OBJECTIVE: In the listing below, identify each line with the word "name" and return those lines.

INPUT MATERIAL:
=-=-=

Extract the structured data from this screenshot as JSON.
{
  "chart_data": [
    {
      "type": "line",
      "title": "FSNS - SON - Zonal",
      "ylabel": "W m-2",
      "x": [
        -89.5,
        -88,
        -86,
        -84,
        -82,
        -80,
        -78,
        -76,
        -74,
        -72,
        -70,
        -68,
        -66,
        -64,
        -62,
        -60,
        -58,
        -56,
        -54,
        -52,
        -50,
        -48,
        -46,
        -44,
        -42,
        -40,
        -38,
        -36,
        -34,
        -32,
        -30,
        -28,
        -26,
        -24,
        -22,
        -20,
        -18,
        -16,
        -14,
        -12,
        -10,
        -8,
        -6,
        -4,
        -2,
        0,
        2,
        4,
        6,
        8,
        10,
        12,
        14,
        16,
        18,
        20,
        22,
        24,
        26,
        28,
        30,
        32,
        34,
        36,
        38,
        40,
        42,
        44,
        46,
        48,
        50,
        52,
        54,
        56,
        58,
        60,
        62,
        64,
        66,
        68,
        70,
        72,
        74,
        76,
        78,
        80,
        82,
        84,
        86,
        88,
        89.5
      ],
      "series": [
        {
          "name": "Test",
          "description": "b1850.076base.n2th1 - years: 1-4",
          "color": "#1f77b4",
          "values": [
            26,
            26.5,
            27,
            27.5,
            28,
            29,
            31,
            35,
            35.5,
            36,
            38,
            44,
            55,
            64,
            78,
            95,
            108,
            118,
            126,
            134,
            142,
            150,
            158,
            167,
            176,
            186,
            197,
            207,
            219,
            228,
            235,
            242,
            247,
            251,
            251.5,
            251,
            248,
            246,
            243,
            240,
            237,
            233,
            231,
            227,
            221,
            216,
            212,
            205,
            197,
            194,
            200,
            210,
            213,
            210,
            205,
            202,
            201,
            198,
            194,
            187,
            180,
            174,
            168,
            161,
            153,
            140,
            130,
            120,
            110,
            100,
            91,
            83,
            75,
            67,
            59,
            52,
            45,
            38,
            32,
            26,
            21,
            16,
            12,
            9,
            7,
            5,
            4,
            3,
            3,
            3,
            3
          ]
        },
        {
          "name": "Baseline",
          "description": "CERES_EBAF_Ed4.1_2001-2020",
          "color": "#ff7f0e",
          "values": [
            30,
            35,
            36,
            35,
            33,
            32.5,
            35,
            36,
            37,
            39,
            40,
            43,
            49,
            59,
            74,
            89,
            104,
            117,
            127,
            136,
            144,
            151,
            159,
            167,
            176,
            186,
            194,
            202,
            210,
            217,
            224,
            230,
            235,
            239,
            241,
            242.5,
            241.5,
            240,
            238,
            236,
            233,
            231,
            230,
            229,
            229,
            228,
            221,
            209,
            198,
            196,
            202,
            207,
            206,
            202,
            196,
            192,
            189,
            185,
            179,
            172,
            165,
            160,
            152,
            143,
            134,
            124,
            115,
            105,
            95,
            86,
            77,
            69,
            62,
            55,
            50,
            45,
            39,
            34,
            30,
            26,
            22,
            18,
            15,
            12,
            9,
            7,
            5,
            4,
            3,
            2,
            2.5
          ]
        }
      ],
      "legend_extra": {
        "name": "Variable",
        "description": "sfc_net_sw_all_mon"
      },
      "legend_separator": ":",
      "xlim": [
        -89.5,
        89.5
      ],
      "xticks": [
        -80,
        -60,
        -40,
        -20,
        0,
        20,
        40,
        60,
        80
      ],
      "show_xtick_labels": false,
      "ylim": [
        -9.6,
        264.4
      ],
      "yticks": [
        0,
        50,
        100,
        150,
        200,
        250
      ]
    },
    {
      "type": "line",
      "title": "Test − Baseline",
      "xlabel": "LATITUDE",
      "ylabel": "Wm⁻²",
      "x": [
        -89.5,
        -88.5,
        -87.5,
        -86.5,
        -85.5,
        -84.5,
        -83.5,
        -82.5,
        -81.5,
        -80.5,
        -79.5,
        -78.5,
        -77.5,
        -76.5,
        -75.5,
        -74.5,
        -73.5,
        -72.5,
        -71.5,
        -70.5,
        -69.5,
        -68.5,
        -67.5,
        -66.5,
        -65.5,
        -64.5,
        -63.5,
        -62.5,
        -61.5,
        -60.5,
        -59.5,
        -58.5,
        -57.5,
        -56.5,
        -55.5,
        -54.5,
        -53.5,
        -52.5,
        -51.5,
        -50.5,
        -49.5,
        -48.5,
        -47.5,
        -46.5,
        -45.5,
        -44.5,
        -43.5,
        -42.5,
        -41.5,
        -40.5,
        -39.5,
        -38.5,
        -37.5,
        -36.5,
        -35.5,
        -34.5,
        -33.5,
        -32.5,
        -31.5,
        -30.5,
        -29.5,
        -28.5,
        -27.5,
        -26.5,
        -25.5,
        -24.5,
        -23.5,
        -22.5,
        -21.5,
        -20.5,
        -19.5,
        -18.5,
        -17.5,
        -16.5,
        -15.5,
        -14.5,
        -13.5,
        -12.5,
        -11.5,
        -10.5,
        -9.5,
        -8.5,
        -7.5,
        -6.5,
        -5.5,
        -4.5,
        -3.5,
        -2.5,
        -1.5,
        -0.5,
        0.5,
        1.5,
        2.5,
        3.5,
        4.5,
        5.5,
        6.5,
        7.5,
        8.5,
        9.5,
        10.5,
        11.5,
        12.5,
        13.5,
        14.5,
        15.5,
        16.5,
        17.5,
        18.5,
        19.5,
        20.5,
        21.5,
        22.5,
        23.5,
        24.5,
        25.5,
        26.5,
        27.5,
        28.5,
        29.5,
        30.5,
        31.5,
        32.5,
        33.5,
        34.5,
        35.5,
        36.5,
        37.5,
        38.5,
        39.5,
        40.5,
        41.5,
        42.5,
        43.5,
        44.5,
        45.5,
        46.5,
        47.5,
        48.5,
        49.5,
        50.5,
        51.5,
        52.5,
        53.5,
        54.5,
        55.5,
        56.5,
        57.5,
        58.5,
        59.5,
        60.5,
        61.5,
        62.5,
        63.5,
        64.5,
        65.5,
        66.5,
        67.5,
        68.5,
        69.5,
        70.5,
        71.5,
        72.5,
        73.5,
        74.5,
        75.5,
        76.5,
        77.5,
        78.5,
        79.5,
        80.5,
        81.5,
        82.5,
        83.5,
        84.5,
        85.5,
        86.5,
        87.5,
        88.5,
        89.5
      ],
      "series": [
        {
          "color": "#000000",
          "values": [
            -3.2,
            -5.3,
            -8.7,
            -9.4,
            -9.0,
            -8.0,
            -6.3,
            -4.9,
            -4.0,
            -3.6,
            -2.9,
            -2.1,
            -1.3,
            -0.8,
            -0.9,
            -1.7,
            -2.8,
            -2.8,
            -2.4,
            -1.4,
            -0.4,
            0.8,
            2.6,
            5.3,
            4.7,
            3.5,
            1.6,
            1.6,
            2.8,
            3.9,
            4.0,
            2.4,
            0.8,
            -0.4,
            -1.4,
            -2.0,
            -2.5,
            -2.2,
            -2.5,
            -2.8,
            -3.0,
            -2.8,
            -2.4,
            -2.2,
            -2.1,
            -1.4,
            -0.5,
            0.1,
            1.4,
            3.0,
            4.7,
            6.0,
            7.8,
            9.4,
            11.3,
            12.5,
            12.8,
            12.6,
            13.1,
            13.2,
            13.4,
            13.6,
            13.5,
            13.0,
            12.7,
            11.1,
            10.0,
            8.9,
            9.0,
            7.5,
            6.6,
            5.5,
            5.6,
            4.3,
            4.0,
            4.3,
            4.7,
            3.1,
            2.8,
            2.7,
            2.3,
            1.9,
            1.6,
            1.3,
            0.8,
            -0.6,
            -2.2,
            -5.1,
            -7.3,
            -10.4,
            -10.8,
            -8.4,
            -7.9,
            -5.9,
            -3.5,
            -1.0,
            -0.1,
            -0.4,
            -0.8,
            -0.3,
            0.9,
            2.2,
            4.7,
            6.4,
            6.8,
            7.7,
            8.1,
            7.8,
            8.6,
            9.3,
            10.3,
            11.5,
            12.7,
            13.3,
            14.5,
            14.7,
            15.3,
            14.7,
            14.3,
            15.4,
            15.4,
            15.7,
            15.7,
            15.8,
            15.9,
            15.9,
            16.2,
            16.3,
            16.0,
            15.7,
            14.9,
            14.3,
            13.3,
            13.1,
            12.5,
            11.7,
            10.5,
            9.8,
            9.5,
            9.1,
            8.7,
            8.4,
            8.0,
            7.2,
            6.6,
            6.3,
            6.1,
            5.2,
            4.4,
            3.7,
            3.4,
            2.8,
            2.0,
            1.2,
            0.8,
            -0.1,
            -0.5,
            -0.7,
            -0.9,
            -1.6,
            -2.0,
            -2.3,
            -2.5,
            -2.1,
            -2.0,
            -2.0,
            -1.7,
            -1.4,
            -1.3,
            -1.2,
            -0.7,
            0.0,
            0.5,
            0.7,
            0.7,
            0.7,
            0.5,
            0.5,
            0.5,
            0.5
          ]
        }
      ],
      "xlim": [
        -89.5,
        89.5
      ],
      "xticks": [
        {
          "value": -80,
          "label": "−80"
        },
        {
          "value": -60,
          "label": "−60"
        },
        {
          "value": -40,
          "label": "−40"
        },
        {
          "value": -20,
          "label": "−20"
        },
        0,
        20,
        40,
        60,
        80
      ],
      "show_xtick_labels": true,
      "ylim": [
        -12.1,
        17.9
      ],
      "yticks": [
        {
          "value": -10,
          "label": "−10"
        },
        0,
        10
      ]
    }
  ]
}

=-=-=

THE COMPLETED TASK:
          "name": "Test",
          "name": "Baseline",
        "name": "Variable",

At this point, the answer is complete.